DIRECTIONS FOR THIS TASK: Search the entries below. Return every line that has "라이브커머스" in it.

══════════════════════════════

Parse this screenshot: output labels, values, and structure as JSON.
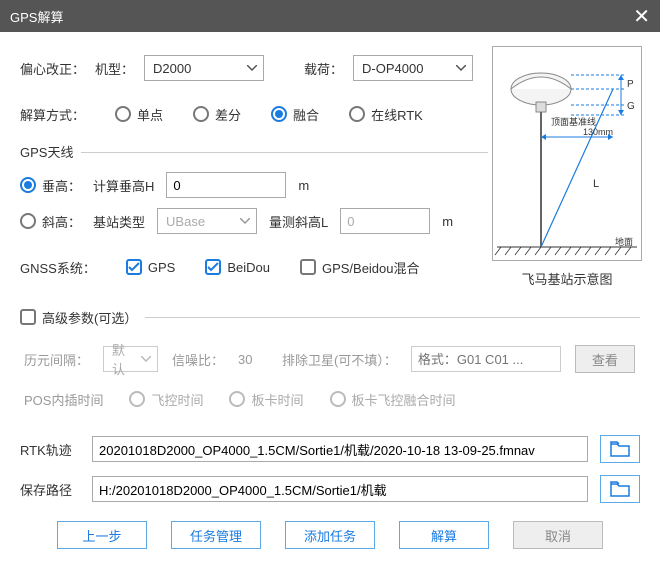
{
  "title": "GPS解算",
  "eccentricity": {
    "label": "偏心改正：",
    "model_lbl": "机型：",
    "model_val": "D2000",
    "payload_lbl": "载荷：",
    "payload_val": "D-OP4000"
  },
  "method": {
    "label": "解算方式：",
    "opts": [
      "单点",
      "差分",
      "融合",
      "在线RTK"
    ]
  },
  "antenna": {
    "group": "GPS天线",
    "vert_lbl": "垂高：",
    "calc_lbl": "计算垂高H",
    "calc_val": "0",
    "unit_m": "m",
    "slant_lbl": "斜高：",
    "station_type_lbl": "基站类型",
    "station_type_val": "UBase",
    "slant_meas_lbl": "量测斜高L",
    "slant_meas_val": "0"
  },
  "gnss": {
    "label": "GNSS系统：",
    "gps": "GPS",
    "beidou": "BeiDou",
    "mix": "GPS/Beidou混合"
  },
  "advanced": {
    "group": "高级参数(可选）",
    "epoch_lbl": "历元间隔：",
    "epoch_val": "默认",
    "snr_lbl": "信噪比：",
    "snr_val": "30",
    "exclude_lbl": "排除卫星(可不填）：",
    "exclude_ph": "格式：G01 C01 ...",
    "view_btn": "查看",
    "pos_lbl": "POS内插时间",
    "opts": [
      "飞控时间",
      "板卡时间",
      "板卡飞控融合时间"
    ]
  },
  "paths": {
    "rtk_lbl": "RTK轨迹",
    "rtk_val": "20201018D2000_OP4000_1.5CM/Sortie1/机载/2020-10-18 13-09-25.fmnav",
    "save_lbl": "保存路径",
    "save_val": "H:/20201018D2000_OP4000_1.5CM/Sortie1/机载"
  },
  "footer": {
    "prev": "上一步",
    "task_mgr": "任务管理",
    "add_task": "添加任务",
    "solve": "解算",
    "cancel": "取消"
  },
  "diagram": {
    "caption": "飞马基站示意图",
    "baseline": "顶面基准线",
    "dim": "130mm",
    "letters": {
      "p": "P",
      "g": "G",
      "l": "L"
    },
    "ground": "地面"
  }
}
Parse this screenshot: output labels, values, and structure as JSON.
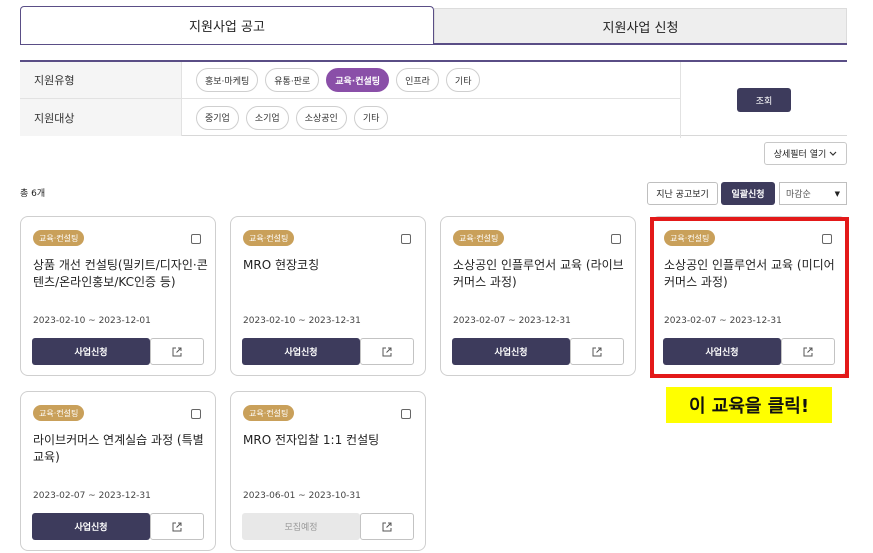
{
  "tabs": {
    "notice": "지원사업 공고",
    "apply": "지원사업 신청"
  },
  "filters": {
    "type_label": "지원유형",
    "type_options": [
      "홍보·마케팅",
      "유통·판로",
      "교육·컨설팅",
      "인프라",
      "기타"
    ],
    "type_selected": "교육·컨설팅",
    "target_label": "지원대상",
    "target_options": [
      "중기업",
      "소기업",
      "소상공인",
      "기타"
    ],
    "search_label": "조회"
  },
  "detail_filter_label": "상세필터 열기",
  "total_count": "총 6개",
  "toolbar": {
    "past_label": "지난 공고보기",
    "bulk_apply_label": "일괄신청",
    "sort_value": "마감순"
  },
  "cards": [
    {
      "badge": "교육·컨설팅",
      "title": "상품 개선 컨설팅(밀키트/디자인·콘텐츠/온라인홍보/KC인증 등)",
      "date": "2023-02-10 ~ 2023-12-01",
      "button": "사업신청",
      "disabled": false
    },
    {
      "badge": "교육·컨설팅",
      "title": "MRO 현장코칭",
      "date": "2023-02-10 ~ 2023-12-31",
      "button": "사업신청",
      "disabled": false
    },
    {
      "badge": "교육·컨설팅",
      "title": "소상공인 인플루언서 교육 (라이브커머스 과정)",
      "date": "2023-02-07 ~ 2023-12-31",
      "button": "사업신청",
      "disabled": false
    },
    {
      "badge": "교육·컨설팅",
      "title": "소상공인 인플루언서 교육 (미디어커머스 과정)",
      "date": "2023-02-07 ~ 2023-12-31",
      "button": "사업신청",
      "disabled": false
    },
    {
      "badge": "교육·컨설팅",
      "title": "라이브커머스 연계실습 과정 (특별교육)",
      "date": "2023-02-07 ~ 2023-12-31",
      "button": "사업신청",
      "disabled": false
    },
    {
      "badge": "교육·컨설팅",
      "title": "MRO 전자입찰 1:1 컨설팅",
      "date": "2023-06-01 ~ 2023-10-31",
      "button": "모집예정",
      "disabled": true
    }
  ],
  "annotation": "이 교육을 클릭!",
  "colors": {
    "primary": "#3d3b5c",
    "accent_purple": "#8a4fa8",
    "badge_gold": "#c9a05a",
    "highlight_red": "#e31919",
    "annotation_yellow": "#ffff00"
  }
}
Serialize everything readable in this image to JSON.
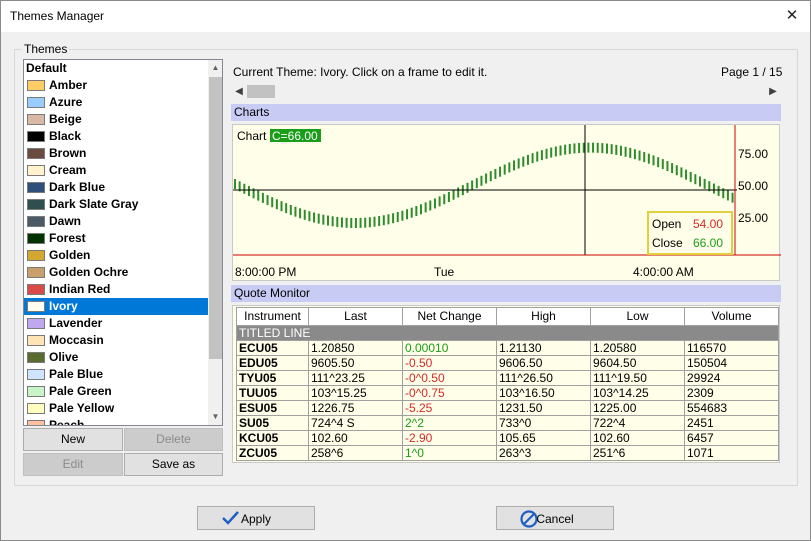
{
  "window": {
    "title": "Themes Manager",
    "close_glyph": "✕"
  },
  "themes_group": {
    "label": "Themes"
  },
  "themes": [
    {
      "name": "Default",
      "color": ""
    },
    {
      "name": "Amber",
      "color": "#ffcc66"
    },
    {
      "name": "Azure",
      "color": "#99ccff"
    },
    {
      "name": "Beige",
      "color": "#d9b8a6"
    },
    {
      "name": "Black",
      "color": "#000000"
    },
    {
      "name": "Brown",
      "color": "#6b4a3f"
    },
    {
      "name": "Cream",
      "color": "#fff2cc"
    },
    {
      "name": "Dark Blue",
      "color": "#2f4f7a"
    },
    {
      "name": "Dark Slate Gray",
      "color": "#2f4f4f"
    },
    {
      "name": "Dawn",
      "color": "#4a5a66"
    },
    {
      "name": "Forest",
      "color": "#003300"
    },
    {
      "name": "Golden",
      "color": "#d4a830"
    },
    {
      "name": "Golden Ochre",
      "color": "#c8a070"
    },
    {
      "name": "Indian Red",
      "color": "#d94a4a"
    },
    {
      "name": "Ivory",
      "color": "#fffff0",
      "selected": true
    },
    {
      "name": "Lavender",
      "color": "#c0a8f0"
    },
    {
      "name": "Moccasin",
      "color": "#ffe4b5"
    },
    {
      "name": "Olive",
      "color": "#5a6b2f"
    },
    {
      "name": "Pale Blue",
      "color": "#cfe4ff"
    },
    {
      "name": "Pale Green",
      "color": "#c8f5c8"
    },
    {
      "name": "Pale Yellow",
      "color": "#ffffc0"
    },
    {
      "name": "Peach",
      "color": "#ffc0a0"
    }
  ],
  "list_buttons": {
    "new": "New",
    "delete": "Delete",
    "edit": "Edit",
    "save_as": "Save as"
  },
  "preview": {
    "current_theme_text": "Current Theme: Ivory. Click on a frame to edit it.",
    "page": "Page 1 / 15"
  },
  "charts_section": {
    "label": "Charts"
  },
  "chart_data": {
    "type": "line",
    "title": "Chart",
    "last_value_badge": "C=66.00",
    "y_tick_labels": [
      "75.00",
      "50.00",
      "25.00"
    ],
    "ylim": [
      0,
      100
    ],
    "x_tick_labels": [
      "8:00:00 PM",
      "Tue",
      "4:00:00 AM"
    ],
    "series": [
      {
        "color": "#2e8b2e",
        "shape": "sine",
        "y_min": 20,
        "y_max": 78
      }
    ],
    "crosshair": {
      "y": 46
    },
    "data_box": {
      "open_label": "Open",
      "open_value": "54.00",
      "close_label": "Close",
      "close_value": "66.00"
    },
    "grid": false
  },
  "quote_section": {
    "label": "Quote Monitor"
  },
  "quote_columns": [
    "Instrument",
    "Last",
    "Net Change",
    "High",
    "Low",
    "Volume"
  ],
  "titled_line": "TITLED LINE",
  "quotes": [
    {
      "instrument": "ECU05",
      "last": "1.20850",
      "net": "0.00010",
      "dir": "pos",
      "high": "1.21130",
      "low": "1.20580",
      "volume": "116570"
    },
    {
      "instrument": "EDU05",
      "last": "9605.50",
      "net": "-0.50",
      "dir": "neg",
      "high": "9606.50",
      "low": "9604.50",
      "volume": "150504"
    },
    {
      "instrument": "TYU05",
      "last": "111^23.25",
      "net": "-0^0.50",
      "dir": "neg",
      "high": "111^26.50",
      "low": "111^19.50",
      "volume": "29924"
    },
    {
      "instrument": "TUU05",
      "last": "103^15.25",
      "net": "-0^0.75",
      "dir": "neg",
      "high": "103^16.50",
      "low": "103^14.25",
      "volume": "2309"
    },
    {
      "instrument": "ESU05",
      "last": "1226.75",
      "net": "-5.25",
      "dir": "neg",
      "high": "1231.50",
      "low": "1225.00",
      "volume": "554683"
    },
    {
      "instrument": "SU05",
      "last": "724^4 S",
      "net": "2^2",
      "dir": "pos",
      "high": "733^0",
      "low": "722^4",
      "volume": "2451"
    },
    {
      "instrument": "KCU05",
      "last": "102.60",
      "net": "-2.90",
      "dir": "neg",
      "high": "105.65",
      "low": "102.60",
      "volume": "6457"
    },
    {
      "instrument": "ZCU05",
      "last": "258^6",
      "net": "1^0",
      "dir": "pos",
      "high": "263^3",
      "low": "251^6",
      "volume": "1071"
    }
  ],
  "footer": {
    "apply": "Apply",
    "cancel": "Cancel"
  },
  "colors": {
    "accent": "#0078d7",
    "section_bar": "#c8ccf4",
    "panel_bg": "#fffee8",
    "series": "#2e8b2e",
    "pos": "#1a9e1a",
    "neg": "#d42a2a"
  }
}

══════════════════════════════

PROBLEM SOLUTION:
      "title": "소상공인 인플루언서 교육 (라이브커머스 과정)",
      "title": "라이브커머스 연계실습 과정 (특별교육)",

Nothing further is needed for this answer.